--- Begin ---

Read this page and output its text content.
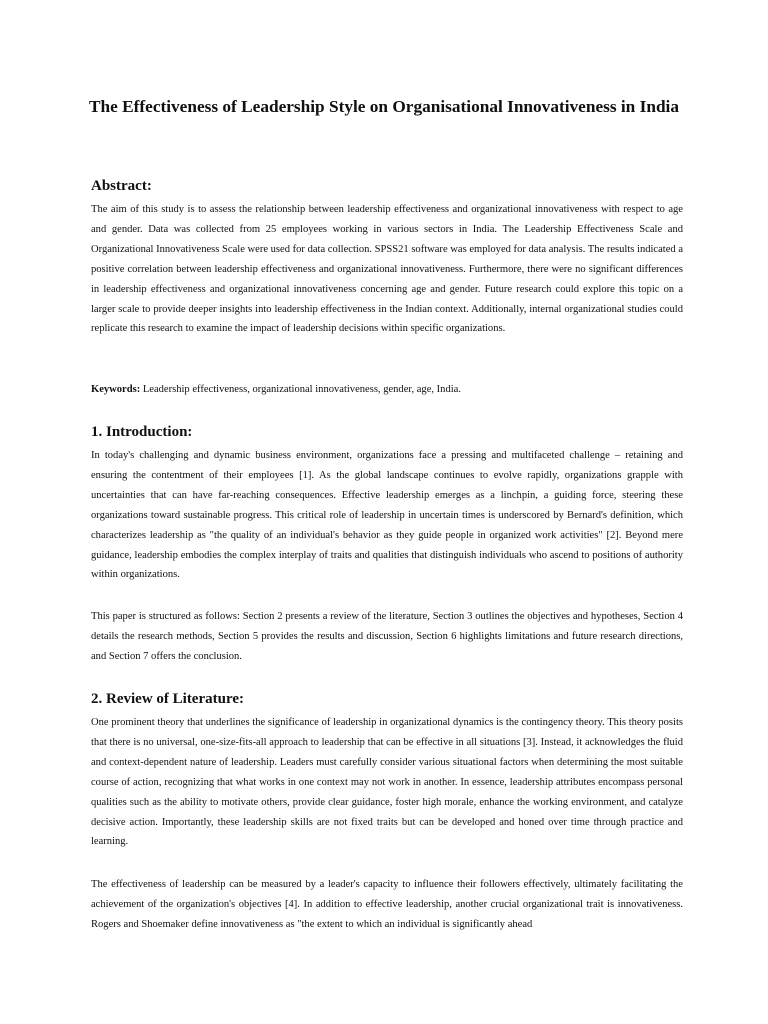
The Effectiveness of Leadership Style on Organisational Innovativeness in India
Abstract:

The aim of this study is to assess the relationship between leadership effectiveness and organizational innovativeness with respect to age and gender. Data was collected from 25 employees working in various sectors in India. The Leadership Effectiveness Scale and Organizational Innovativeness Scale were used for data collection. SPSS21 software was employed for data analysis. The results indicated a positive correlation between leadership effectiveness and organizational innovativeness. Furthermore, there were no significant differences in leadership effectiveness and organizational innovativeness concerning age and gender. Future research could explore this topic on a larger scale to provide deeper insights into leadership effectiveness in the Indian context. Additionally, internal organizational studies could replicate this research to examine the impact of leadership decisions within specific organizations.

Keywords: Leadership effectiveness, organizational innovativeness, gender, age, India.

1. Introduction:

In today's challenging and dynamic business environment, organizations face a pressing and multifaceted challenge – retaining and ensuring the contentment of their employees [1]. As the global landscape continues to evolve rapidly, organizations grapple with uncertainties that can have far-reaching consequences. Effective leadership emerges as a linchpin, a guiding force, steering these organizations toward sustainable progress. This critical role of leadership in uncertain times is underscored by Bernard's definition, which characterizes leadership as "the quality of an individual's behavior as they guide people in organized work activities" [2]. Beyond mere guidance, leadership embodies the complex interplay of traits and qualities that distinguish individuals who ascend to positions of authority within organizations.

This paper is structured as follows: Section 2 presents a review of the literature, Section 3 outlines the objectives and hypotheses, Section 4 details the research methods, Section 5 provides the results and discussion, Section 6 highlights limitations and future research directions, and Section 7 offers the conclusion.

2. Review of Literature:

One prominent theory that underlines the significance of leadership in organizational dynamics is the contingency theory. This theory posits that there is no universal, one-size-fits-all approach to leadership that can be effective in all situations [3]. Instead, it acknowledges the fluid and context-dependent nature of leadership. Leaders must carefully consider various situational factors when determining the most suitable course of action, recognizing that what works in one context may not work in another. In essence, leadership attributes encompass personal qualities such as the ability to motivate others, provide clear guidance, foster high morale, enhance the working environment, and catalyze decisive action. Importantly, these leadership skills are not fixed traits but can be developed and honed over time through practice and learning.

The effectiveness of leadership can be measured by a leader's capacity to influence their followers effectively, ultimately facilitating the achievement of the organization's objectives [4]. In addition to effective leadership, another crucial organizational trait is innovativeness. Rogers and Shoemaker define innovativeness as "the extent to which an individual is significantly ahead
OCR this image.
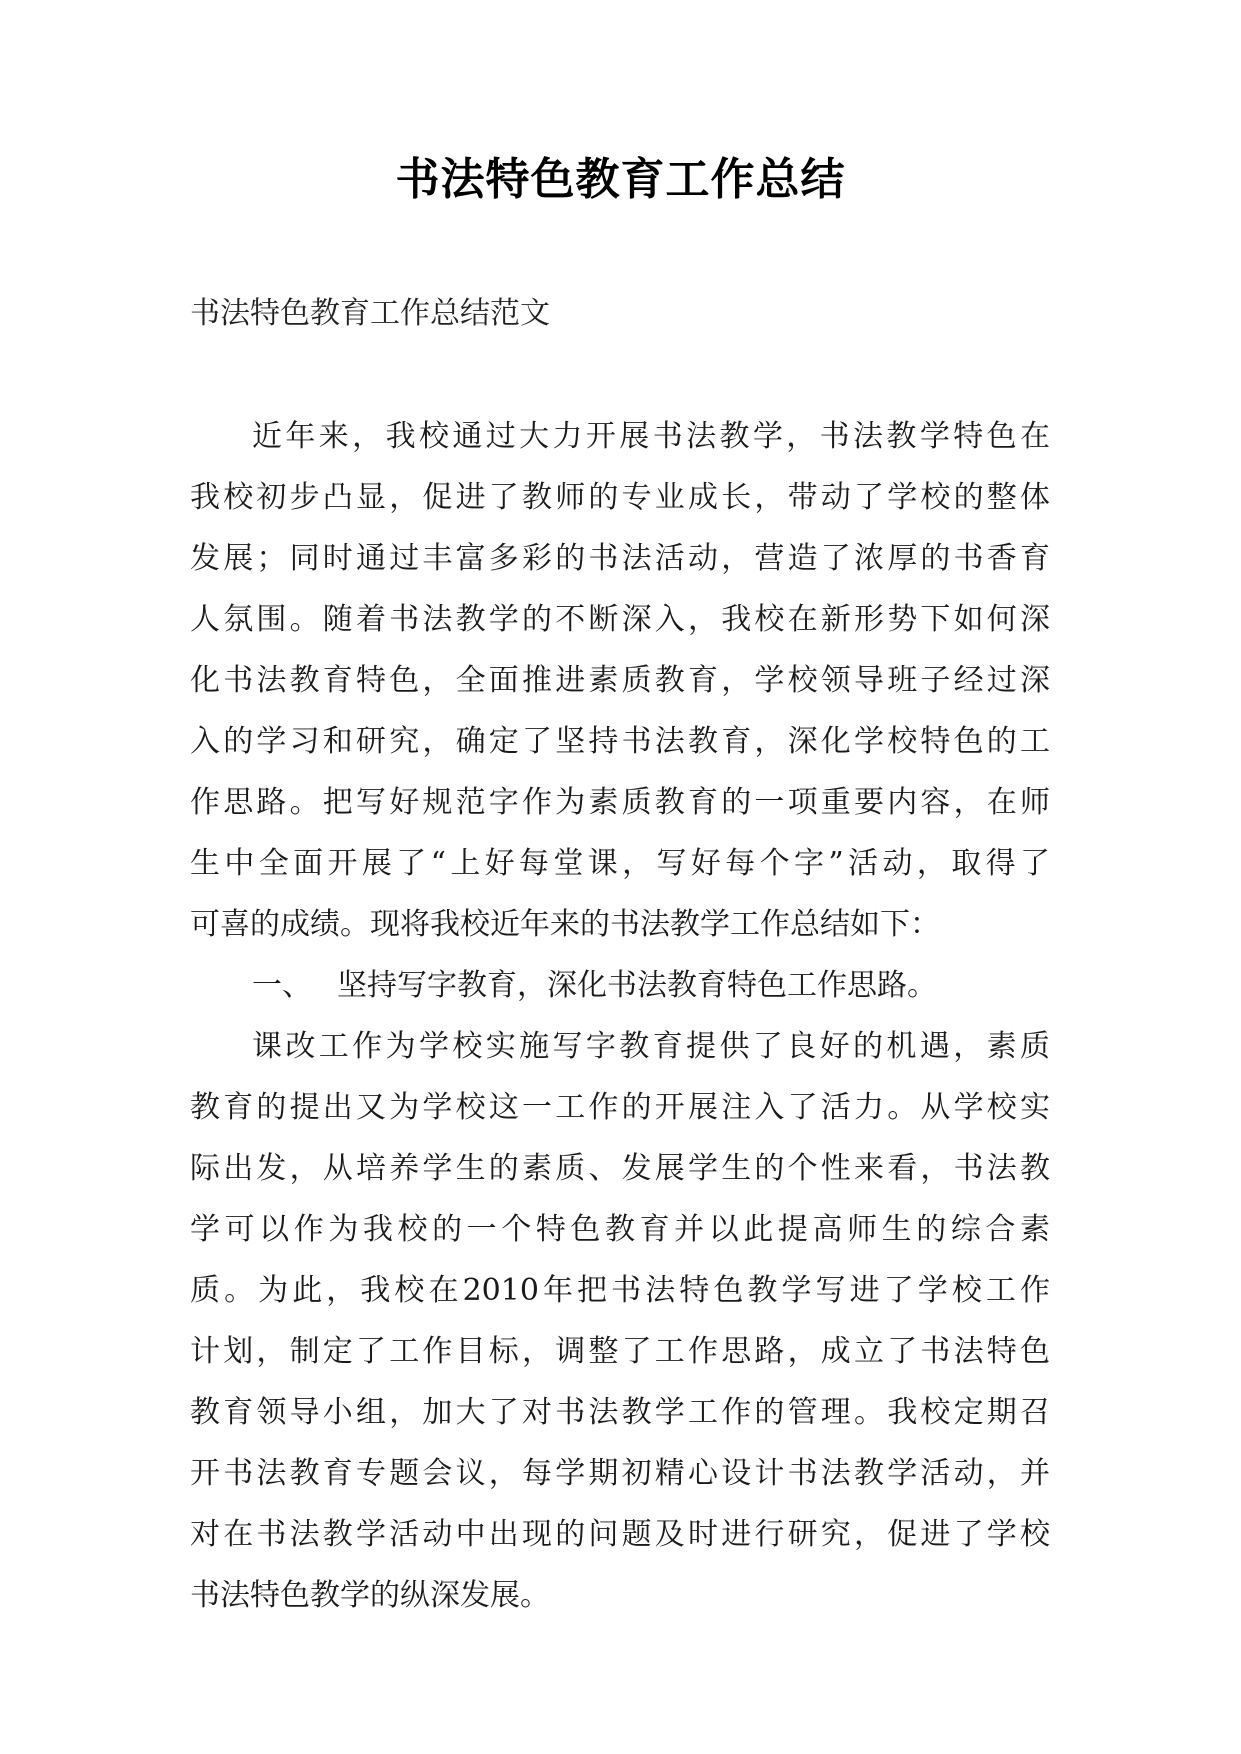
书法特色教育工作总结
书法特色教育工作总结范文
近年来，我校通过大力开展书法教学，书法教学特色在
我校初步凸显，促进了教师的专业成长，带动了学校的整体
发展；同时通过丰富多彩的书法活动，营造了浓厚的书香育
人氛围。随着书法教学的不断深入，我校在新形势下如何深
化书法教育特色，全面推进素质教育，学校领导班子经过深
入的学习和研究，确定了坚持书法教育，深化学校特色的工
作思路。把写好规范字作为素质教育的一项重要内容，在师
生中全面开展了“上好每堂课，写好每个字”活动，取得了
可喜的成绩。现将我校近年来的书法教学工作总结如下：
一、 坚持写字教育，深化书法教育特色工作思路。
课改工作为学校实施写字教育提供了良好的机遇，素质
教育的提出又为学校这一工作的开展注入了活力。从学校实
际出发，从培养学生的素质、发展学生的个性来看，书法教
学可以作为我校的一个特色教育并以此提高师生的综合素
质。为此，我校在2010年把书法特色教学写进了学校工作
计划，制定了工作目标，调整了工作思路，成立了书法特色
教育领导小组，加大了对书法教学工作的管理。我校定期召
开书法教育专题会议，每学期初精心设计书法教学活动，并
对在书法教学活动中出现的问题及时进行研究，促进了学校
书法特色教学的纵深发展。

--- End ---
--- Begin ---

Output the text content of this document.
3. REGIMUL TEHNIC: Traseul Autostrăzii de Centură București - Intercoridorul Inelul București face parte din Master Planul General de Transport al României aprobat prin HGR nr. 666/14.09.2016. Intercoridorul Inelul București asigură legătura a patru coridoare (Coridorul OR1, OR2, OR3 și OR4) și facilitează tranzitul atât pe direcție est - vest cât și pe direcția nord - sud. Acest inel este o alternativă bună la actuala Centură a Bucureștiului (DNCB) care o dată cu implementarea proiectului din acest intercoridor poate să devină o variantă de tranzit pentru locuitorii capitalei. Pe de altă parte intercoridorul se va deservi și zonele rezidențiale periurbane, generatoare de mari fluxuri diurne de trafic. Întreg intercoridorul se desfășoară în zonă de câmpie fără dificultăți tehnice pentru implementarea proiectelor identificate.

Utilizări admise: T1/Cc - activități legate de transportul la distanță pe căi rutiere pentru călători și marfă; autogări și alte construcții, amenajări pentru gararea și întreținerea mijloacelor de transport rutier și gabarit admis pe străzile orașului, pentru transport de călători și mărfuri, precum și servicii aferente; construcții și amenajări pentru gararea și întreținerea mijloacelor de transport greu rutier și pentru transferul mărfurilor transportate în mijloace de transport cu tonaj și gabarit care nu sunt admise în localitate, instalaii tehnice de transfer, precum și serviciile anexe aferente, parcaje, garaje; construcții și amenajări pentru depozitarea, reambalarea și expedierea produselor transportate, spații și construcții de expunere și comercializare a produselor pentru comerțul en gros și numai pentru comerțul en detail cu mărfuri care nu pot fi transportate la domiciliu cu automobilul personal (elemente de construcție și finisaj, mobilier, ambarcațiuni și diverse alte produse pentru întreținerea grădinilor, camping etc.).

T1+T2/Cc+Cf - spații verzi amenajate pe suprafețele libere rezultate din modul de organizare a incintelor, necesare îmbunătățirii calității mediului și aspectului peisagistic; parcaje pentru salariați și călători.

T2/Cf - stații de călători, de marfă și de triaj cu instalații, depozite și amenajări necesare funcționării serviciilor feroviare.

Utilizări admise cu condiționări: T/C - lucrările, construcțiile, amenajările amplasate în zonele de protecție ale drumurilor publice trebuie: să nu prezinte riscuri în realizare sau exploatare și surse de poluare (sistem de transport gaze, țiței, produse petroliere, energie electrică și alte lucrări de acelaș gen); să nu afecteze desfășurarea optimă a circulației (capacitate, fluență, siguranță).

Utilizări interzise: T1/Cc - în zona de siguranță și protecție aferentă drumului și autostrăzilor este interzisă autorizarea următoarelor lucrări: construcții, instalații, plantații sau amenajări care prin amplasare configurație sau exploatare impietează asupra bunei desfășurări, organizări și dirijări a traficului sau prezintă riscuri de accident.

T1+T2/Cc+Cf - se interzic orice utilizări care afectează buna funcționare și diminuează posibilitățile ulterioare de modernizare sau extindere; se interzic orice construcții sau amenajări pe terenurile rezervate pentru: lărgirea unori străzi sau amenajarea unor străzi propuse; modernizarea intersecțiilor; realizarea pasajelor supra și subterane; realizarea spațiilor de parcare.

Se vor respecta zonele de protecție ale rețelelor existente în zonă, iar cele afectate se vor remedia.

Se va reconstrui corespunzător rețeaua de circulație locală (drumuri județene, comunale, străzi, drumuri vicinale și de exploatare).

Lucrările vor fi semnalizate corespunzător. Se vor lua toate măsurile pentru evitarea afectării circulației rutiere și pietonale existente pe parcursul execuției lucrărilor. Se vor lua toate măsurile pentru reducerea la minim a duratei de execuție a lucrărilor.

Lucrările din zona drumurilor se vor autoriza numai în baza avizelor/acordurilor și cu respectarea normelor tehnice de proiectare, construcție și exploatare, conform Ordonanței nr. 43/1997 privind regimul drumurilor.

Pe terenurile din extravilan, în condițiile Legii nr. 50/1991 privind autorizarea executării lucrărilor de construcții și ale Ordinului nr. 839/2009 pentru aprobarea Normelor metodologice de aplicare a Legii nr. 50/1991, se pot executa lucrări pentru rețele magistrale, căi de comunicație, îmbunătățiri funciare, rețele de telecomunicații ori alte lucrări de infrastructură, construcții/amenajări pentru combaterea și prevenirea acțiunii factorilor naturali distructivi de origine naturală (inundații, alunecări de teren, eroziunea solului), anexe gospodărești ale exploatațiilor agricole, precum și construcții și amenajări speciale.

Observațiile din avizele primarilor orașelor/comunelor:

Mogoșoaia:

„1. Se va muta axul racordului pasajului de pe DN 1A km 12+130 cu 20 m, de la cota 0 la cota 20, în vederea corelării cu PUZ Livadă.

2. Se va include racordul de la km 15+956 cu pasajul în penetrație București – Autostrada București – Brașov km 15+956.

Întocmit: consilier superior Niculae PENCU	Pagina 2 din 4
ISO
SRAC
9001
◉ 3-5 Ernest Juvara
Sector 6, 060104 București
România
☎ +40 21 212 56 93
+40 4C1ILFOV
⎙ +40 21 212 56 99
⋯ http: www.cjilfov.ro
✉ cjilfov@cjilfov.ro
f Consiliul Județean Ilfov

--- End ---

_Task directions_
How many of the lines above include the word "corespunzător"? Respond with the number alone.

_Response to the task_
2